BEGIN Dataset records

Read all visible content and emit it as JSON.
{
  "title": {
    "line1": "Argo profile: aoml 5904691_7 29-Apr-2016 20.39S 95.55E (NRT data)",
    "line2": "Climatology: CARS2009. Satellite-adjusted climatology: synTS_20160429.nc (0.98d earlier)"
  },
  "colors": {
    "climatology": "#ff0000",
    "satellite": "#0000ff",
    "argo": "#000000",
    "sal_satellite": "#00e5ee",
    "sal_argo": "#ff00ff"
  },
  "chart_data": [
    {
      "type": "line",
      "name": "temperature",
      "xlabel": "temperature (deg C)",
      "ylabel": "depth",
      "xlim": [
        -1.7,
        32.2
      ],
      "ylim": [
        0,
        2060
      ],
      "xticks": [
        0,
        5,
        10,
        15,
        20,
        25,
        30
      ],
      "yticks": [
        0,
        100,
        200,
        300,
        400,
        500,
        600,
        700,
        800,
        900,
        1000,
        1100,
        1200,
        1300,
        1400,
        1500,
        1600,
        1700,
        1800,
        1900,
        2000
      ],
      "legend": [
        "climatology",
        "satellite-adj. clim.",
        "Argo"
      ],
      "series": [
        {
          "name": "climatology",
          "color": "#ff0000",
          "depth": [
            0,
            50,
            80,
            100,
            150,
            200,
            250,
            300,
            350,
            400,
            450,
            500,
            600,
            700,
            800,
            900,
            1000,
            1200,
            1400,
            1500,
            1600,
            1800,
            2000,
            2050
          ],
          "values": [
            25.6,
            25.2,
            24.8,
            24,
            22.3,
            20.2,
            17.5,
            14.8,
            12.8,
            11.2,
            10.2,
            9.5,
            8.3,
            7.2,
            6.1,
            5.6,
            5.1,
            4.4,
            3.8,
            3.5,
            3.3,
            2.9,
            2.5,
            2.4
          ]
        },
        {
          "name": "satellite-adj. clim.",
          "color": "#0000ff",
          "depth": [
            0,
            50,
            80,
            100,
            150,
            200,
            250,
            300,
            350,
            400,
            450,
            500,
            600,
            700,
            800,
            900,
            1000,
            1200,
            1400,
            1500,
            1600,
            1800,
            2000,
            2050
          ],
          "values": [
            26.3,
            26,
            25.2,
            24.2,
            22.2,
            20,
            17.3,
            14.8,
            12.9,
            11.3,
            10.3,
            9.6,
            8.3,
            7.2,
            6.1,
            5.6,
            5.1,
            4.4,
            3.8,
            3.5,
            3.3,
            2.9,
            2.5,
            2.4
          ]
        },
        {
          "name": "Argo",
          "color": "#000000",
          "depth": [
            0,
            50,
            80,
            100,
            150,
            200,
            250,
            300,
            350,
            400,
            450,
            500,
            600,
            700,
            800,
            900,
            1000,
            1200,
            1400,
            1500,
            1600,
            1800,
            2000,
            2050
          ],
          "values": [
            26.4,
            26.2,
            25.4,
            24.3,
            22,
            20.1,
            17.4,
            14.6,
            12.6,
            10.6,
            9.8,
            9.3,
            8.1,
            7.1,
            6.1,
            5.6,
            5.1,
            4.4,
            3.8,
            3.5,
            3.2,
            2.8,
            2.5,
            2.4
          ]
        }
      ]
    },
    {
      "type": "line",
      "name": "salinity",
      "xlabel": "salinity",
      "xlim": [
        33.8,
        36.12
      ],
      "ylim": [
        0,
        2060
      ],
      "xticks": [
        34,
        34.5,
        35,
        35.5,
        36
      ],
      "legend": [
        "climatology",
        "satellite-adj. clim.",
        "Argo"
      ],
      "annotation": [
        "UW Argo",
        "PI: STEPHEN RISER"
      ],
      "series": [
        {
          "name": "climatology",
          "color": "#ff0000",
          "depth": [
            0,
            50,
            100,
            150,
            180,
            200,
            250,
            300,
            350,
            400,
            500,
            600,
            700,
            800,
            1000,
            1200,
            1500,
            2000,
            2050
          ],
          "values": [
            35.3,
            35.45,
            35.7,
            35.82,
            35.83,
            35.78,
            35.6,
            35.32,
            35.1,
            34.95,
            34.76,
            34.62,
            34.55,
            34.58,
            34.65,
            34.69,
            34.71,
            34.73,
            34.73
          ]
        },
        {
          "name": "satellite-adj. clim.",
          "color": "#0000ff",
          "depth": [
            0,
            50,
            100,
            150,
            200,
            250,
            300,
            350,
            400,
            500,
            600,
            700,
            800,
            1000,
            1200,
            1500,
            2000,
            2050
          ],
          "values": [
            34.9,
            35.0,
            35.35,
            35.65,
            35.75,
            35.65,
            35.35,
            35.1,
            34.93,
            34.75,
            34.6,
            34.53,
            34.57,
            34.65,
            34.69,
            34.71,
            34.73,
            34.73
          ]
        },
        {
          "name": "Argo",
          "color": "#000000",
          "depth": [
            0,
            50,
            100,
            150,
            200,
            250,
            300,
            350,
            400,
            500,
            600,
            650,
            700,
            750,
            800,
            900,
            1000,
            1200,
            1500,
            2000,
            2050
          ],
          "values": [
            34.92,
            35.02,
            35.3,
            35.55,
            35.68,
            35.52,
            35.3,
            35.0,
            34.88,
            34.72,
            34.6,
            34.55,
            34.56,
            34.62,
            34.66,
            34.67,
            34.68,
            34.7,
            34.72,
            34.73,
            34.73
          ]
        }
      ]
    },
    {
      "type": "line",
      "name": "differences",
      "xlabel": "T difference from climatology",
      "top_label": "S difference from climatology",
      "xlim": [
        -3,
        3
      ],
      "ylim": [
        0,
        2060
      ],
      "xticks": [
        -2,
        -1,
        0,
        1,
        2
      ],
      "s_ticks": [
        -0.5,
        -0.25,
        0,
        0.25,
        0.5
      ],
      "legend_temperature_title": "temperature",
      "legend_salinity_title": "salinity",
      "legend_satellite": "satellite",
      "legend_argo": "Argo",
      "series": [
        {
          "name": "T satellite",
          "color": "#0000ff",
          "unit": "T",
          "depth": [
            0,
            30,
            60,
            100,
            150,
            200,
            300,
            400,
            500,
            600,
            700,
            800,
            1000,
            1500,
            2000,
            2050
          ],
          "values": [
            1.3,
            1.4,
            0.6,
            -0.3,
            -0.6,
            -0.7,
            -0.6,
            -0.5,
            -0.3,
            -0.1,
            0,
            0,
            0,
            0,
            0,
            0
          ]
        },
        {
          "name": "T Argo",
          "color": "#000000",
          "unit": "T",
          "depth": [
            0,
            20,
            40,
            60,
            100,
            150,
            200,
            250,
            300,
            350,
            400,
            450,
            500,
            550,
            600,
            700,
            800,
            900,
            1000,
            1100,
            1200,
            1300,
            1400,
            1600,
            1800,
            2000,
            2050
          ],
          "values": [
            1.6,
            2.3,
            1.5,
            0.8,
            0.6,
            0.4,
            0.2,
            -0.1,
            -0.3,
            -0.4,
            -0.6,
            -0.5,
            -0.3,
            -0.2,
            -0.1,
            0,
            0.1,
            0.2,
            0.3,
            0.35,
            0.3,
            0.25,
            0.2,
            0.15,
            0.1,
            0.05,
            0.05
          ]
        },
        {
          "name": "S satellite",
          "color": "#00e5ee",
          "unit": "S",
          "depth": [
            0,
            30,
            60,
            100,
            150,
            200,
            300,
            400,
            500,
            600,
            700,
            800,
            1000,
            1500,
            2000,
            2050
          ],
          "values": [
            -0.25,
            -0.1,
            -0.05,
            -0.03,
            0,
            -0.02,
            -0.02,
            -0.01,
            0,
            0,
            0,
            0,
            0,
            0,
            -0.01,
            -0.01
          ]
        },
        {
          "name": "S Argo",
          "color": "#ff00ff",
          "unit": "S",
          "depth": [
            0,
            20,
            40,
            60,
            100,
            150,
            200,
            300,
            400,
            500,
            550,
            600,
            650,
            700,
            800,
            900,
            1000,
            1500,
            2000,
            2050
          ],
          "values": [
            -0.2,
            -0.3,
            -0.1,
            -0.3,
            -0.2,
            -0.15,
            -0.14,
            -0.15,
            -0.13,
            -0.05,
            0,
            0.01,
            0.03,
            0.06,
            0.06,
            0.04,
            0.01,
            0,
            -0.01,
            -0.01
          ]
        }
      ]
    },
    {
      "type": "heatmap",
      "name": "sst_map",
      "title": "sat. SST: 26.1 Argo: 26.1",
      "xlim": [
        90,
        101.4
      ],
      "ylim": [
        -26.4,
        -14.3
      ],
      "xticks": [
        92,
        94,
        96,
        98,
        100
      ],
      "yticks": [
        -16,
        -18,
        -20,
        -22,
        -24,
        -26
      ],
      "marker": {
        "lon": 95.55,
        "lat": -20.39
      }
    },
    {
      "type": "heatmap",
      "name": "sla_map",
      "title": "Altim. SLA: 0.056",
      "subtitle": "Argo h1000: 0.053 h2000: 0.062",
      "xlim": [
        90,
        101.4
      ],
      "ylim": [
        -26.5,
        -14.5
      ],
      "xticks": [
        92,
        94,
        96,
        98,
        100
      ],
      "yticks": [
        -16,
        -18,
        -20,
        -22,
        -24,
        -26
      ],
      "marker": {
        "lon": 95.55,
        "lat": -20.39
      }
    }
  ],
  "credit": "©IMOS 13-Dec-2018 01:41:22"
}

END Dataset records

> **Exercise description**: Output nothing but the number of lines in the data containing the string "temperature".

> **Full output**: 3